● WRITTEN PROBLEM: Report the count of lines holding "title" in the records, with no other words.
====== DATA FOR THIS TASK ======
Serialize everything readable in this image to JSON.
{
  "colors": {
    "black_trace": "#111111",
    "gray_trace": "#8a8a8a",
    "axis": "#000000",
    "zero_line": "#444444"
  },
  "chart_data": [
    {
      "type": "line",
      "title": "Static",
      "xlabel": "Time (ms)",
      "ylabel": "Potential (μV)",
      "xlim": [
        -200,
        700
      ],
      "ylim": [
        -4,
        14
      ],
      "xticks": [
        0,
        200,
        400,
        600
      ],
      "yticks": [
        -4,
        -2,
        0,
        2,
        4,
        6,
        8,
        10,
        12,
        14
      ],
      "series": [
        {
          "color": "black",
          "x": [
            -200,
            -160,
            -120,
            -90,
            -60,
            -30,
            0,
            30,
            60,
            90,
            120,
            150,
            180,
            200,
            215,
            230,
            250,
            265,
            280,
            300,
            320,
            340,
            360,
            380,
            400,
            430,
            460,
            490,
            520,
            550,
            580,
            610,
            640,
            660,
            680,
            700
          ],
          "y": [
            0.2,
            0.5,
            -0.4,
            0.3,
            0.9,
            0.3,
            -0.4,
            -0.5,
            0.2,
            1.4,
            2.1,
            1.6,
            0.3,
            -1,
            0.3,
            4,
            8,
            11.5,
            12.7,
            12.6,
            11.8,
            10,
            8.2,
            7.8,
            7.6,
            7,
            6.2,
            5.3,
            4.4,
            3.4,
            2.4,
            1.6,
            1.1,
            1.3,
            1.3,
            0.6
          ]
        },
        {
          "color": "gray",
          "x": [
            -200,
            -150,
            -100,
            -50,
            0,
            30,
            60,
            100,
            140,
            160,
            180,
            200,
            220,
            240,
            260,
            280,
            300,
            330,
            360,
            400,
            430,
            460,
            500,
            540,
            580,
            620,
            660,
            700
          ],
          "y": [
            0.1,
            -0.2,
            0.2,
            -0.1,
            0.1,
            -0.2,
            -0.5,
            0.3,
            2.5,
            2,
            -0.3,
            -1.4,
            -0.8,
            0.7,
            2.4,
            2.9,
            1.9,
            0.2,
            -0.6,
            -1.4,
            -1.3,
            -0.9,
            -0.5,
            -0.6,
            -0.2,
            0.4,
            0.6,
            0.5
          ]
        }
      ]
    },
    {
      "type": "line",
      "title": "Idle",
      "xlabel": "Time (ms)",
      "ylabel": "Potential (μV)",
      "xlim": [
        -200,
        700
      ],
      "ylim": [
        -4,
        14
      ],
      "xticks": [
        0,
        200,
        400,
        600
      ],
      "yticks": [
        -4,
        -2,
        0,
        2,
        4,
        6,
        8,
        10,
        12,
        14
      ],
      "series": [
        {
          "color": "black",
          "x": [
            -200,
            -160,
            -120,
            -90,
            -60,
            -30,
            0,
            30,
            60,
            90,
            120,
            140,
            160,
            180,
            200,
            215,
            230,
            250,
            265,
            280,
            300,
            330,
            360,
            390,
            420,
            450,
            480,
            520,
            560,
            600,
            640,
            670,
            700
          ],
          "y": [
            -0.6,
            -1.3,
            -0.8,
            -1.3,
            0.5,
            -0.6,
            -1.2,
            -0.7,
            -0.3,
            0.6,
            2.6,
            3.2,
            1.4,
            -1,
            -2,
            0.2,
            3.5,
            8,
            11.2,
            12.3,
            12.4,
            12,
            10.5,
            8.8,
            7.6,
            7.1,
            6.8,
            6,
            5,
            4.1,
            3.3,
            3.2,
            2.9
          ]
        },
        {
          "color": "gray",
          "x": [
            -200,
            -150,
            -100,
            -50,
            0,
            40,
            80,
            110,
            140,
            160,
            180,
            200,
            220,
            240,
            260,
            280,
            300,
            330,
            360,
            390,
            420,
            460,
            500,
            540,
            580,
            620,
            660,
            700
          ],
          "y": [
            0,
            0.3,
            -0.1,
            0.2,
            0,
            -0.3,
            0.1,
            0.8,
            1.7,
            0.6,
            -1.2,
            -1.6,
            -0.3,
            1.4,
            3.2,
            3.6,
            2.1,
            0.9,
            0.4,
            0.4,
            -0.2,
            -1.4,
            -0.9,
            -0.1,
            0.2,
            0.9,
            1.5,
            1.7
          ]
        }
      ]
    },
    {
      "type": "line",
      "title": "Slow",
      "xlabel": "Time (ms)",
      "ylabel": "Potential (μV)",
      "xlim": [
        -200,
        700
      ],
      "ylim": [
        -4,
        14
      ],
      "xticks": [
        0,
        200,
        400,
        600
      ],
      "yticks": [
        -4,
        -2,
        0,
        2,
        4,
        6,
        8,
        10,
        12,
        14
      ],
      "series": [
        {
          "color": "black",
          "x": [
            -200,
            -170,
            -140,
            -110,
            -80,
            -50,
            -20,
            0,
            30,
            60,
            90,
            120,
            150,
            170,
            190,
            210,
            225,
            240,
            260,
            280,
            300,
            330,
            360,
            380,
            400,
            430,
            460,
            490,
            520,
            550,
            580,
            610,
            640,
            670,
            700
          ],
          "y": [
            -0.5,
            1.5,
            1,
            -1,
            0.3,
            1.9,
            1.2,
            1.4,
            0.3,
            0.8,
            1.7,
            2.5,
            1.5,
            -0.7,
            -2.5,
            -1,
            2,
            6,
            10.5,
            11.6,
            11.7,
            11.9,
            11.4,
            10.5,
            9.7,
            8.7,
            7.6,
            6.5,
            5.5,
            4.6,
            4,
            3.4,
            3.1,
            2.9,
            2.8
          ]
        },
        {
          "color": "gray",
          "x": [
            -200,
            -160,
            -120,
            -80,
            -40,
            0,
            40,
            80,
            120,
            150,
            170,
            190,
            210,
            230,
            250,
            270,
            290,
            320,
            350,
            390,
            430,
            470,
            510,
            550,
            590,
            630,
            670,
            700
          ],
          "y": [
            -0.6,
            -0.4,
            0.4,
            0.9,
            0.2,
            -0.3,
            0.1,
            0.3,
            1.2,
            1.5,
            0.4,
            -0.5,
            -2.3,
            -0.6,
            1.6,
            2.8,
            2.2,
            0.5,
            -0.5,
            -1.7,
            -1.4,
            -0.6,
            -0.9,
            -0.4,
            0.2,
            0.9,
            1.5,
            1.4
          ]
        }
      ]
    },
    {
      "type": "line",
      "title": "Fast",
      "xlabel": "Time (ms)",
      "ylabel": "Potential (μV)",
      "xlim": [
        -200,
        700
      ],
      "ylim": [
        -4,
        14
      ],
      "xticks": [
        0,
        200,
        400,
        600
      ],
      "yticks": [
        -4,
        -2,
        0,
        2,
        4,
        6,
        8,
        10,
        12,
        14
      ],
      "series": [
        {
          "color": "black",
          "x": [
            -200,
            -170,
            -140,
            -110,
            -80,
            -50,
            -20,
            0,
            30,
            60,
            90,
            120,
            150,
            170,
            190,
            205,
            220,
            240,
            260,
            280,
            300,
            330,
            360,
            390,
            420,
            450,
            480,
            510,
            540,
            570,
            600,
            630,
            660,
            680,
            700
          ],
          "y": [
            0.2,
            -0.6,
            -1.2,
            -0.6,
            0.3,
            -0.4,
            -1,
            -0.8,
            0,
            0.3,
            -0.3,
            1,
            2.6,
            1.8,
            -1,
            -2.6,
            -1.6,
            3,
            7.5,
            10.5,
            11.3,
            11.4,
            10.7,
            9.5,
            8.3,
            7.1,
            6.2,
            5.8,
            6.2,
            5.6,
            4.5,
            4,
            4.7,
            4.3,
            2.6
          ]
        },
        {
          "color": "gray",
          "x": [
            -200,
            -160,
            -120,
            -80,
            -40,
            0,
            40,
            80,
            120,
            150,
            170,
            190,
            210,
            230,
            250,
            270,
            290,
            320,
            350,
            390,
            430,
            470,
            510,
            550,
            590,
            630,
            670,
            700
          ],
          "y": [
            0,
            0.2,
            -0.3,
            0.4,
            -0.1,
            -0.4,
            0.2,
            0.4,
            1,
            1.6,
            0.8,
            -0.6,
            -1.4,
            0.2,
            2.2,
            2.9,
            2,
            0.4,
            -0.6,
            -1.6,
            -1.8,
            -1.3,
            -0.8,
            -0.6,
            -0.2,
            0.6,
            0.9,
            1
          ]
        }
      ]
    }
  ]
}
======
● WRITTEN REPLY: 4